TO DO:
Give every line from the entries that contains "size".

(Figure record listings)
++++++++++++++++++++

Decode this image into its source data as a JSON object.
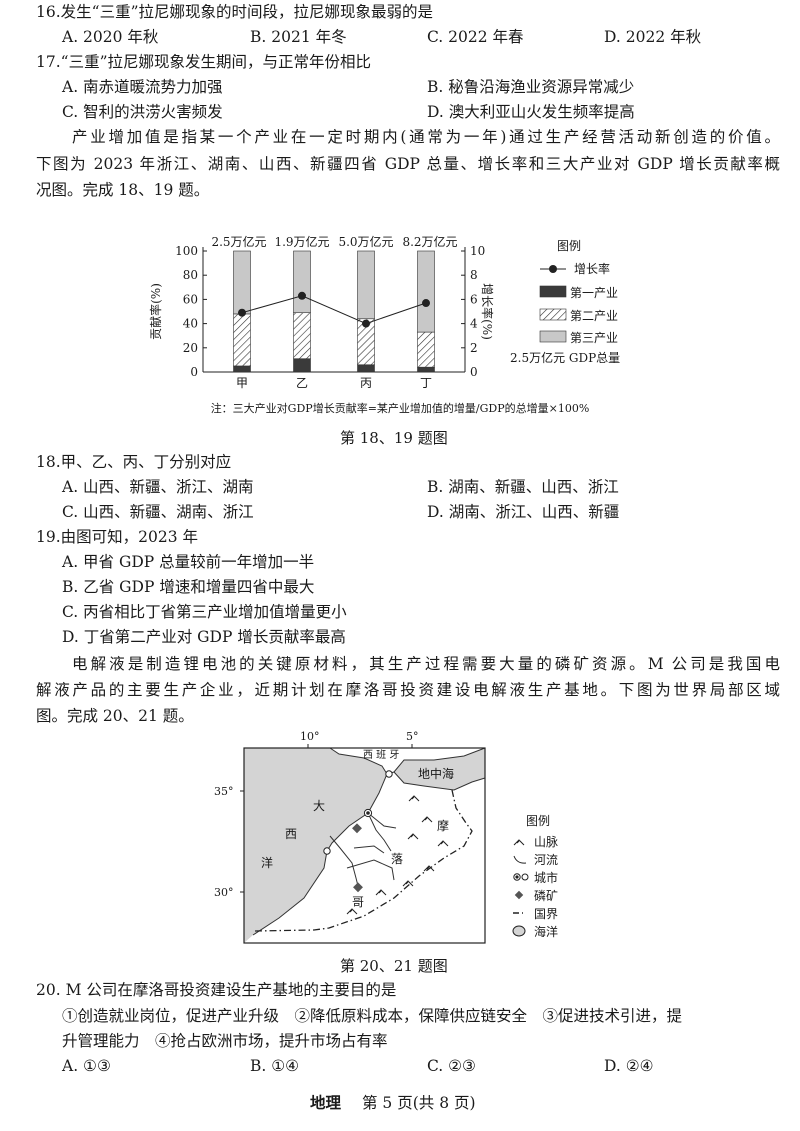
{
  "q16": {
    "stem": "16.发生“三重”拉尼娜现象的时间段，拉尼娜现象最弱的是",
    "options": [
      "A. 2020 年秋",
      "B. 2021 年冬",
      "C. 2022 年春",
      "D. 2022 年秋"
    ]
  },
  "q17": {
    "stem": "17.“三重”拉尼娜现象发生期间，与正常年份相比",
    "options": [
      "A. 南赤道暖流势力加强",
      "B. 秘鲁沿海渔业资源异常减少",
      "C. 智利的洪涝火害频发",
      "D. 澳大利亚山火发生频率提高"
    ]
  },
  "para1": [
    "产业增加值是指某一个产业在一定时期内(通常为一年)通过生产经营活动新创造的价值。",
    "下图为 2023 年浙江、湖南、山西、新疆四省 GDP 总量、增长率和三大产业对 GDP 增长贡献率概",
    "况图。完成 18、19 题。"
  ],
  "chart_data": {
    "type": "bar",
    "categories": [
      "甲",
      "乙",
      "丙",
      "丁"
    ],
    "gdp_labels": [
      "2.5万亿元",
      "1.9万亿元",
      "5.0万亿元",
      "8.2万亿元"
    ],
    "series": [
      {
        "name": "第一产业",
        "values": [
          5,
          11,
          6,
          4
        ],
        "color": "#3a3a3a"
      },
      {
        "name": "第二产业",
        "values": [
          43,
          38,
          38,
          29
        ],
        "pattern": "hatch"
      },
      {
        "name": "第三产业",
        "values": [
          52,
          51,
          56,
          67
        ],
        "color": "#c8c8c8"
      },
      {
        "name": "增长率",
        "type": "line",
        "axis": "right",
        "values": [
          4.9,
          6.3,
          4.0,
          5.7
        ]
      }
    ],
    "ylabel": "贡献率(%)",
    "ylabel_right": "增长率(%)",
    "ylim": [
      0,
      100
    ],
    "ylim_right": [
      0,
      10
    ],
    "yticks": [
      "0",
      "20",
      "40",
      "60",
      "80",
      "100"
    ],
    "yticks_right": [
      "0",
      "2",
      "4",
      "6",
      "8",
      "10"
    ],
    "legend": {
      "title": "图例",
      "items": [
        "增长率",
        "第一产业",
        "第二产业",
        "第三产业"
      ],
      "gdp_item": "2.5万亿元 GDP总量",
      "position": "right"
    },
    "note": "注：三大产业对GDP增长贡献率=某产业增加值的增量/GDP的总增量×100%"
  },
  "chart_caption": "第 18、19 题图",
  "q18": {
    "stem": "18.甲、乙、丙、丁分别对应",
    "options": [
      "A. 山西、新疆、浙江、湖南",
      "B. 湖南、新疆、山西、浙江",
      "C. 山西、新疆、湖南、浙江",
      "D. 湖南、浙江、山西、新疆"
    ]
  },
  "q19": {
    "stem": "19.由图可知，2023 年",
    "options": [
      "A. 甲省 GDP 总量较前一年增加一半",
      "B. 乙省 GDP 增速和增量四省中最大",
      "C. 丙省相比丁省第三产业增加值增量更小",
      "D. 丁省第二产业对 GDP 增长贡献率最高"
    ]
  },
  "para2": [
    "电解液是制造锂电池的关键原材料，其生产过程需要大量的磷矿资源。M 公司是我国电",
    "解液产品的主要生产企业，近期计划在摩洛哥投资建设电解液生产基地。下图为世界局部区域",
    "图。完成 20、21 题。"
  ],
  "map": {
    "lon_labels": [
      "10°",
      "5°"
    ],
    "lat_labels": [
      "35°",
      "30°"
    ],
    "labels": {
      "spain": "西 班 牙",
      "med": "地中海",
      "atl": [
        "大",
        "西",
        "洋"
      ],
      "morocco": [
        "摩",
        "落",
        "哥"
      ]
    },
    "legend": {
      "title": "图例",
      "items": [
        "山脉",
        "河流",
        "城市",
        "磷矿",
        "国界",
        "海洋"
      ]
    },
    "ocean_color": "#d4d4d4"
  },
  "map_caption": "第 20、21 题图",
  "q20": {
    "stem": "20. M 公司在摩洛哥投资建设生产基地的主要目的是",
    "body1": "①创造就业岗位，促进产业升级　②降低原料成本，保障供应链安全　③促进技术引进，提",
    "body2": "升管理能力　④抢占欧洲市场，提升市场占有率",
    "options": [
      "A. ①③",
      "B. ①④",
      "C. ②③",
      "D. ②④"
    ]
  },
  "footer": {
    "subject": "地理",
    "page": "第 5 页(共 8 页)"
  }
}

++++++++++++++++++++

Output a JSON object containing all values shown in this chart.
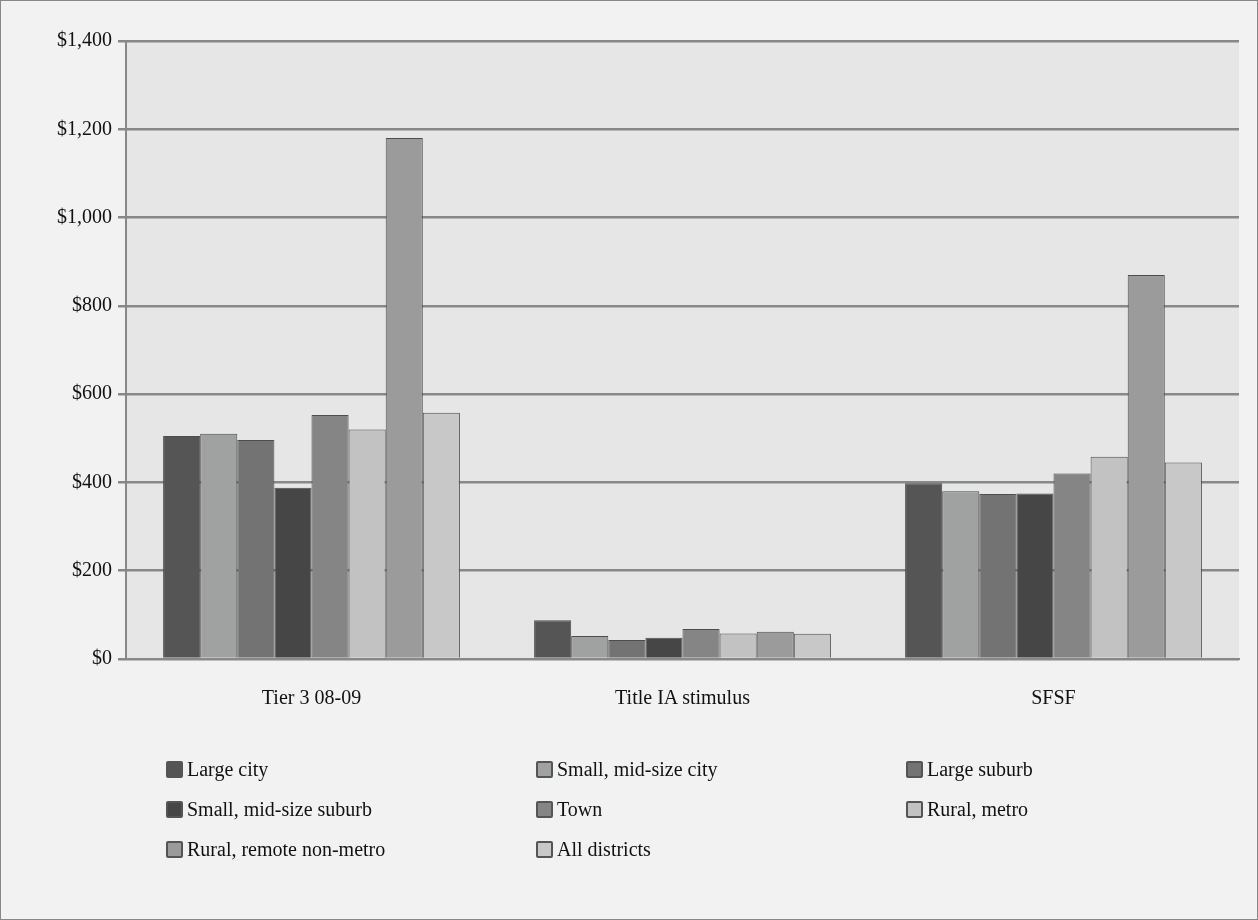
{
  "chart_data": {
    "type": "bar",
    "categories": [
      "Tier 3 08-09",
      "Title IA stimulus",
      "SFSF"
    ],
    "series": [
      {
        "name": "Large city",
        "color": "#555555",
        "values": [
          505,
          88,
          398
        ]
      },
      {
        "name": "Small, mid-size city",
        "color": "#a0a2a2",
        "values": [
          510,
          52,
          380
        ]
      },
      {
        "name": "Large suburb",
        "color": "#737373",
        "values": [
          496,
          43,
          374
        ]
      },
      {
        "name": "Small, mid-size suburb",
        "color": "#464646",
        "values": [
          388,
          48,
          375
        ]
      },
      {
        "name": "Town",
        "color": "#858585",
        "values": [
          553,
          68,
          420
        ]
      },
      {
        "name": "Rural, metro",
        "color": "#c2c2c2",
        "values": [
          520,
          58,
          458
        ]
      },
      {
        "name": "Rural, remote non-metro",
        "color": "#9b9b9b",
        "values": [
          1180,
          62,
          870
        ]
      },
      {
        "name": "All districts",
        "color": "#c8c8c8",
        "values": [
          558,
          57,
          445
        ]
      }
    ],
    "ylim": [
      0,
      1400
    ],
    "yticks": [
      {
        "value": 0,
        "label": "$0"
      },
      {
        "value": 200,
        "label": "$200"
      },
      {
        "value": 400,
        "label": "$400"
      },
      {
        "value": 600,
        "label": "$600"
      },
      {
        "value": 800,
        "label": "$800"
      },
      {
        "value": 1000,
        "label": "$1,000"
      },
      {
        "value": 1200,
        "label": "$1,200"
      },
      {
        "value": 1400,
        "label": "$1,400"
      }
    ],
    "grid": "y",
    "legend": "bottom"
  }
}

++++++++++++++++++++

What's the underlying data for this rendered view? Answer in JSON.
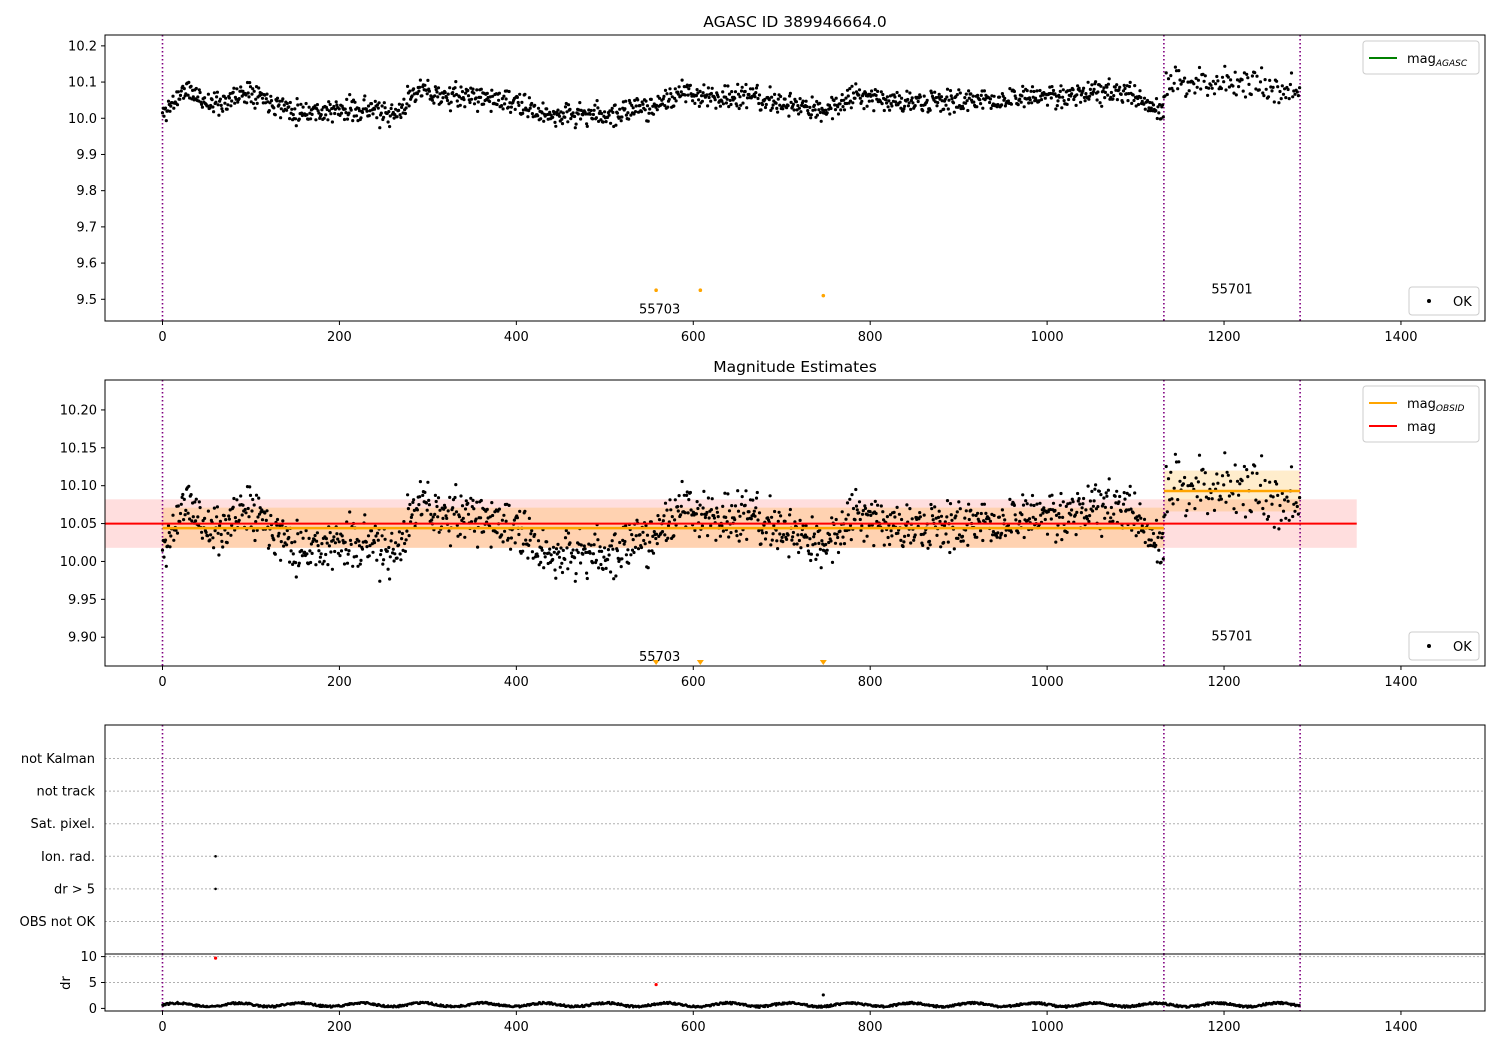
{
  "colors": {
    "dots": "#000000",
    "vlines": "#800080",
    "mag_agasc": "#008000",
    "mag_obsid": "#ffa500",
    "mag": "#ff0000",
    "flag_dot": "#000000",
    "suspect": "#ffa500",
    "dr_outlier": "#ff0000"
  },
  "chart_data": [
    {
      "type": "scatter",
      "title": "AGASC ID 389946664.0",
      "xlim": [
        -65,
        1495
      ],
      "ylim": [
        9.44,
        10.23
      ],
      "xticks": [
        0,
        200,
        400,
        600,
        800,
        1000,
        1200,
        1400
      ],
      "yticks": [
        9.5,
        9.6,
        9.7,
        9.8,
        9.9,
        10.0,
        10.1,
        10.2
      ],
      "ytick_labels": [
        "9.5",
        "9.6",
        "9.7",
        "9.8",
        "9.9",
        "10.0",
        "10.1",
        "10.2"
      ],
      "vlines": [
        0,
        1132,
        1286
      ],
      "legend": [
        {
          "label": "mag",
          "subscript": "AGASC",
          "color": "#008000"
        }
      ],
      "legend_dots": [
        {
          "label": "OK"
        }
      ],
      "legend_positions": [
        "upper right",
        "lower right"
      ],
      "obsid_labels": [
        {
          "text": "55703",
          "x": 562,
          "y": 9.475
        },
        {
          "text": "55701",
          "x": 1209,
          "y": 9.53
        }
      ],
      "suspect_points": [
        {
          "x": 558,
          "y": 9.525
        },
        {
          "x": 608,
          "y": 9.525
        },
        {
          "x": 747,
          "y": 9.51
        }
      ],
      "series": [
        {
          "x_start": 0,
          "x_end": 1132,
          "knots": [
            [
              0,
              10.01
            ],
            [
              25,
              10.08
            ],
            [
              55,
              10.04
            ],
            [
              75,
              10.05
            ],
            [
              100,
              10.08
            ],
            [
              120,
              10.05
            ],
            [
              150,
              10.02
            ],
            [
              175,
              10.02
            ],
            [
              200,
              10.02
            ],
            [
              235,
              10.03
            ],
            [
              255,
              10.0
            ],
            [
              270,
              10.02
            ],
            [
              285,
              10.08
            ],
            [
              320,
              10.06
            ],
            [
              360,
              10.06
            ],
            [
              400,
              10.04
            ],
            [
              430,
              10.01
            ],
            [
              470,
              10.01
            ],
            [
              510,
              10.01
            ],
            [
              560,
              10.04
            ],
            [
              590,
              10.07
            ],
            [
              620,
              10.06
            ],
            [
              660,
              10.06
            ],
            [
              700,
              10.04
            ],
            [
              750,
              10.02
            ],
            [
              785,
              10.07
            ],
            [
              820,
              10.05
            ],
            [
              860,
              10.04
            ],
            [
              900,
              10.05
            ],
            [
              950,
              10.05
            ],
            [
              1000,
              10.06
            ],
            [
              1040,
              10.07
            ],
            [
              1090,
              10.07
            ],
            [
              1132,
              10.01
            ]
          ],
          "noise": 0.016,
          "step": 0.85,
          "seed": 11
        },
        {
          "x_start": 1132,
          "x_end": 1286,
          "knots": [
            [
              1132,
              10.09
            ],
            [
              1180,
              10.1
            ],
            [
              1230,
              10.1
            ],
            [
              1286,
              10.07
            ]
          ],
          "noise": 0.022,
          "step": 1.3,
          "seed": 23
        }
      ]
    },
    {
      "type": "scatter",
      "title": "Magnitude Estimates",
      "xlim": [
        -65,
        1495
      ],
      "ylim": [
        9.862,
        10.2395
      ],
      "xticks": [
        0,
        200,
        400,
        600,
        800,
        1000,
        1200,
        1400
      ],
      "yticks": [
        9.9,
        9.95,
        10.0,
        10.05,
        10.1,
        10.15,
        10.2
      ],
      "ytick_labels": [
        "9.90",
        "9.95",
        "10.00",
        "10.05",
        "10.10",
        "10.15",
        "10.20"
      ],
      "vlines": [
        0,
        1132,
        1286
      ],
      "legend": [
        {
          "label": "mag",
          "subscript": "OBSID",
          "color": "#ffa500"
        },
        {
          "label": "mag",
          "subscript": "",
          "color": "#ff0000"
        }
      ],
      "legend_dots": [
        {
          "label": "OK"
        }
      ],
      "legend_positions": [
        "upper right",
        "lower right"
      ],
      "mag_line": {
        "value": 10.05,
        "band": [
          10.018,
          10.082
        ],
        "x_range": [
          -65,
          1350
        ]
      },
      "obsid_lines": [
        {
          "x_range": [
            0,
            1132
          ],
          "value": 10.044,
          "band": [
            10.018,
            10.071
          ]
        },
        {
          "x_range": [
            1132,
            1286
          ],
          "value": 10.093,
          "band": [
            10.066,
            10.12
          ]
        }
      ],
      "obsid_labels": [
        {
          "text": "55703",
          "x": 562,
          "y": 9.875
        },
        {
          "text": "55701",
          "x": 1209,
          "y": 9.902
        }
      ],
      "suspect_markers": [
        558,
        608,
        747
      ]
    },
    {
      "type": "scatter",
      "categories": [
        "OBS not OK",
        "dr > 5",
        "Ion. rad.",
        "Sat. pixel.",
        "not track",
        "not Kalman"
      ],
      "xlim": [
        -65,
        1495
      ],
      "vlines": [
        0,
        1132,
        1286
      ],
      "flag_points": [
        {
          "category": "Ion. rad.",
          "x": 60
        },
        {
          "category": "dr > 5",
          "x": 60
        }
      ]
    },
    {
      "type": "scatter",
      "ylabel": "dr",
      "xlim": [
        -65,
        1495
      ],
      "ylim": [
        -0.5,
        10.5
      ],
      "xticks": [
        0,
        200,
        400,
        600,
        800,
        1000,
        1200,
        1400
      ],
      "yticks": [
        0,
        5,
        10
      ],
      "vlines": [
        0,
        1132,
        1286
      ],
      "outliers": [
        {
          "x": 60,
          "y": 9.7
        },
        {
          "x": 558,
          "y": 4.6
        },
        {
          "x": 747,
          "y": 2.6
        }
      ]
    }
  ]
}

++++++++++++++++++++

FINAL RESULT:
        "name": "Small, mid-size city",
        "name": "Small, mid-size suburb",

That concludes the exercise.